### [Task to complete]
Copy every record below exactly as written, but leave out the pictures.

[start of Record excerpts]

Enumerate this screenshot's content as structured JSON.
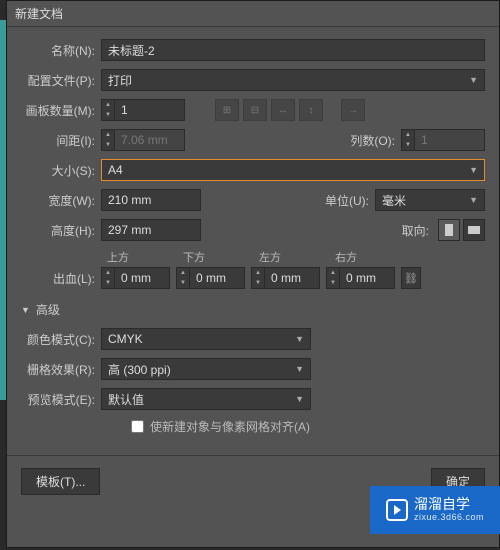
{
  "window": {
    "title": "新建文档"
  },
  "fields": {
    "name_label": "名称(N):",
    "name_value": "未标题-2",
    "profile_label": "配置文件(P):",
    "profile_value": "打印",
    "artboards_label": "画板数量(M):",
    "artboards_value": "1",
    "spacing_label": "间距(I):",
    "spacing_value": "7.06 mm",
    "columns_label": "列数(O):",
    "columns_value": "1",
    "size_label": "大小(S):",
    "size_value": "A4",
    "width_label": "宽度(W):",
    "width_value": "210 mm",
    "units_label": "单位(U):",
    "units_value": "毫米",
    "height_label": "高度(H):",
    "height_value": "297 mm",
    "orient_label": "取向:",
    "bleed_label": "出血(L):",
    "bleed_top_label": "上方",
    "bleed_bottom_label": "下方",
    "bleed_left_label": "左方",
    "bleed_right_label": "右方",
    "bleed_top": "0 mm",
    "bleed_bottom": "0 mm",
    "bleed_left": "0 mm",
    "bleed_right": "0 mm"
  },
  "advanced": {
    "header": "高级",
    "color_mode_label": "颜色模式(C):",
    "color_mode_value": "CMYK",
    "raster_label": "栅格效果(R):",
    "raster_value": "高 (300 ppi)",
    "preview_label": "预览模式(E):",
    "preview_value": "默认值",
    "align_label": "使新建对象与像素网格对齐(A)"
  },
  "footer": {
    "template": "模板(T)...",
    "ok": "确定"
  },
  "watermark": {
    "brand": "溜溜自学",
    "url": "zixue.3d66.com"
  }
}
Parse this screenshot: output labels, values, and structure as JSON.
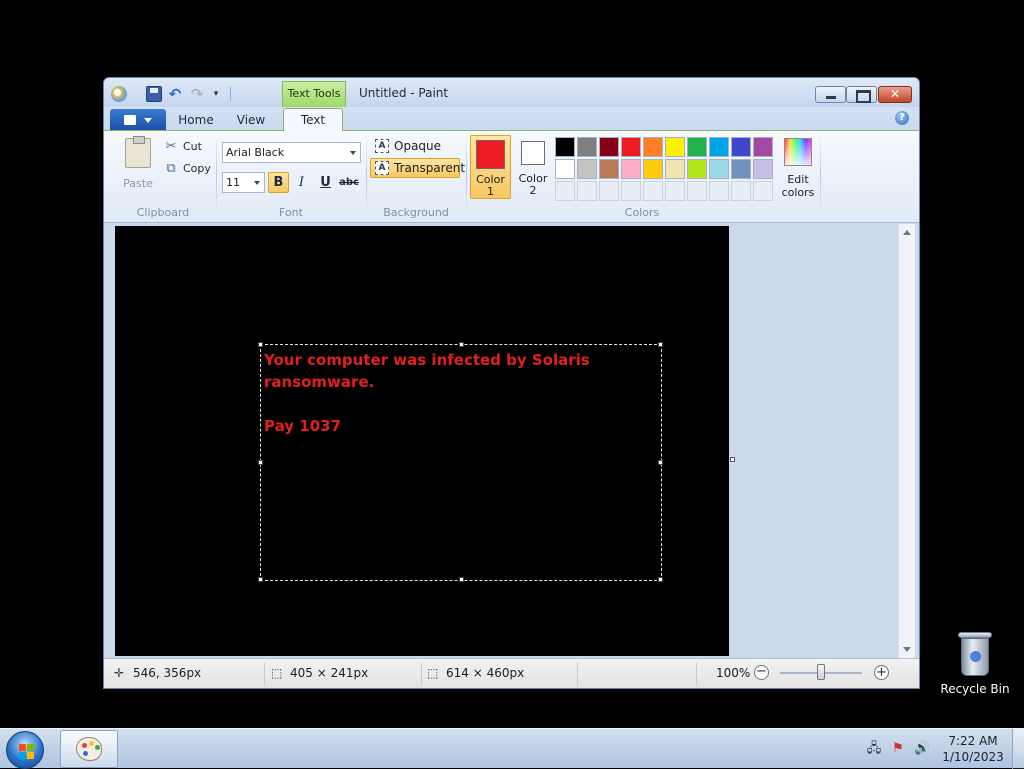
{
  "window": {
    "title": "Untitled - Paint",
    "contextual_tab": "Text Tools",
    "close_glyph": "✕"
  },
  "quick_access": {
    "undo_glyph": "↶",
    "redo_glyph": "↷",
    "more_glyph": "▾"
  },
  "ribbon_tabs": {
    "home": "Home",
    "view": "View",
    "text": "Text",
    "help_glyph": "?"
  },
  "clipboard": {
    "paste": "Paste",
    "cut": "Cut",
    "copy": "Copy",
    "cut_glyph": "✂",
    "copy_glyph": "⧉",
    "group": "Clipboard"
  },
  "font": {
    "family": "Arial Black",
    "size": "11",
    "bold": "B",
    "italic": "I",
    "underline": "U",
    "strikethrough": "abc",
    "group": "Font"
  },
  "background": {
    "opaque": "Opaque",
    "transparent": "Transparent",
    "icon_glyph": "A",
    "group": "Background",
    "selected": "Transparent"
  },
  "colors": {
    "color1_label": "Color 1",
    "color1_line1": "Color",
    "color1_line2": "1",
    "color2_line1": "Color",
    "color2_line2": "2",
    "color1": "#ed1c24",
    "color2": "#ffffff",
    "palette_row1": [
      "#000000",
      "#7f7f7f",
      "#880015",
      "#ed1c24",
      "#ff7f27",
      "#fff200",
      "#22b14c",
      "#00a2e8",
      "#3f48cc",
      "#a349a4"
    ],
    "palette_row2": [
      "#ffffff",
      "#c3c3c3",
      "#b97a57",
      "#ffaec9",
      "#ffc90e",
      "#efe4b0",
      "#b5e61d",
      "#99d9ea",
      "#7092be",
      "#c8bfe7"
    ],
    "edit_colors_line1": "Edit",
    "edit_colors_line2": "colors",
    "group": "Colors"
  },
  "canvas": {
    "text_lines": [
      "Your computer was infected by Solaris",
      "ransomware.",
      "",
      "Pay 1037"
    ],
    "text_color": "#e02020",
    "background_color": "#000000"
  },
  "status": {
    "cursor_pos": "546, 356px",
    "selection_size": "405 × 241px",
    "image_size": "614 × 460px",
    "zoom": "100%",
    "zoom_level": 1.0,
    "pos_glyph": "✛",
    "zoom_out_glyph": "−",
    "zoom_in_glyph": "+"
  },
  "desktop": {
    "recycle_bin": "Recycle Bin"
  },
  "taskbar": {
    "time": "7:22 AM",
    "date": "1/10/2023",
    "net_glyph": "🖧",
    "flag_glyph": "⚑",
    "volume_glyph": "🔊"
  }
}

[end of Record excerpts]

### [Problem solution]
Enumerate this screenshot's content as structured JSON.
{
  "window": {
    "title": "新建文档"
  },
  "fields": {
    "name_label": "名称(N):",
    "name_value": "未标题-2",
    "profile_label": "配置文件(P):",
    "profile_value": "打印",
    "artboards_label": "画板数量(M):",
    "artboards_value": "1",
    "spacing_label": "间距(I):",
    "spacing_value": "7.06 mm",
    "columns_label": "列数(O):",
    "columns_value": "1",
    "size_label": "大小(S):",
    "size_value": "A4",
    "width_label": "宽度(W):",
    "width_value": "210 mm",
    "units_label": "单位(U):",
    "units_value": "毫米",
    "height_label": "高度(H):",
    "height_value": "297 mm",
    "orient_label": "取向:",
    "bleed_label": "出血(L):",
    "bleed_top_label": "上方",
    "bleed_bottom_label": "下方",
    "bleed_left_label": "左方",
    "bleed_right_label": "右方",
    "bleed_top": "0 mm",
    "bleed_bottom": "0 mm",
    "bleed_left": "0 mm",
    "bleed_right": "0 mm"
  },
  "advanced": {
    "header": "高级",
    "color_mode_label": "颜色模式(C):",
    "color_mode_value": "CMYK",
    "raster_label": "栅格效果(R):",
    "raster_value": "高 (300 ppi)",
    "preview_label": "预览模式(E):",
    "preview_value": "默认值",
    "align_label": "使新建对象与像素网格对齐(A)"
  },
  "footer": {
    "template": "模板(T)...",
    "ok": "确定"
  },
  "watermark": {
    "brand": "溜溜自学",
    "url": "zixue.3d66.com"
  }
}
Parse this screenshot: output labels, values, and structure as JSON.
{
  "window": {
    "title": "Untitled - Paint",
    "contextual_tab": "Text Tools",
    "close_glyph": "✕"
  },
  "quick_access": {
    "undo_glyph": "↶",
    "redo_glyph": "↷",
    "more_glyph": "▾"
  },
  "ribbon_tabs": {
    "home": "Home",
    "view": "View",
    "text": "Text",
    "help_glyph": "?"
  },
  "clipboard": {
    "paste": "Paste",
    "cut": "Cut",
    "copy": "Copy",
    "cut_glyph": "✂",
    "copy_glyph": "⧉",
    "group": "Clipboard"
  },
  "font": {
    "family": "Arial Black",
    "size": "11",
    "bold": "B",
    "italic": "I",
    "underline": "U",
    "strikethrough": "abc",
    "group": "Font"
  },
  "background": {
    "opaque": "Opaque",
    "transparent": "Transparent",
    "icon_glyph": "A",
    "group": "Background",
    "selected": "Transparent"
  },
  "colors": {
    "color1_label": "Color 1",
    "color1_line1": "Color",
    "color1_line2": "1",
    "color2_line1": "Color",
    "color2_line2": "2",
    "color1": "#ed1c24",
    "color2": "#ffffff",
    "palette_row1": [
      "#000000",
      "#7f7f7f",
      "#880015",
      "#ed1c24",
      "#ff7f27",
      "#fff200",
      "#22b14c",
      "#00a2e8",
      "#3f48cc",
      "#a349a4"
    ],
    "palette_row2": [
      "#ffffff",
      "#c3c3c3",
      "#b97a57",
      "#ffaec9",
      "#ffc90e",
      "#efe4b0",
      "#b5e61d",
      "#99d9ea",
      "#7092be",
      "#c8bfe7"
    ],
    "edit_colors_line1": "Edit",
    "edit_colors_line2": "colors",
    "group": "Colors"
  },
  "canvas": {
    "text_lines": [
      "Your computer was infected by Solaris",
      "ransomware.",
      "",
      "Pay 1037"
    ],
    "text_color": "#e02020",
    "background_color": "#000000"
  },
  "status": {
    "cursor_pos": "546, 356px",
    "selection_size": "405 × 241px",
    "image_size": "614 × 460px",
    "zoom": "100%",
    "zoom_level": 1.0,
    "pos_glyph": "✛",
    "zoom_out_glyph": "−",
    "zoom_in_glyph": "+"
  },
  "desktop": {
    "recycle_bin": "Recycle Bin"
  },
  "taskbar": {
    "time": "7:22 AM",
    "date": "1/10/2023",
    "net_glyph": "🖧",
    "flag_glyph": "⚑",
    "volume_glyph": "🔊"
  }
}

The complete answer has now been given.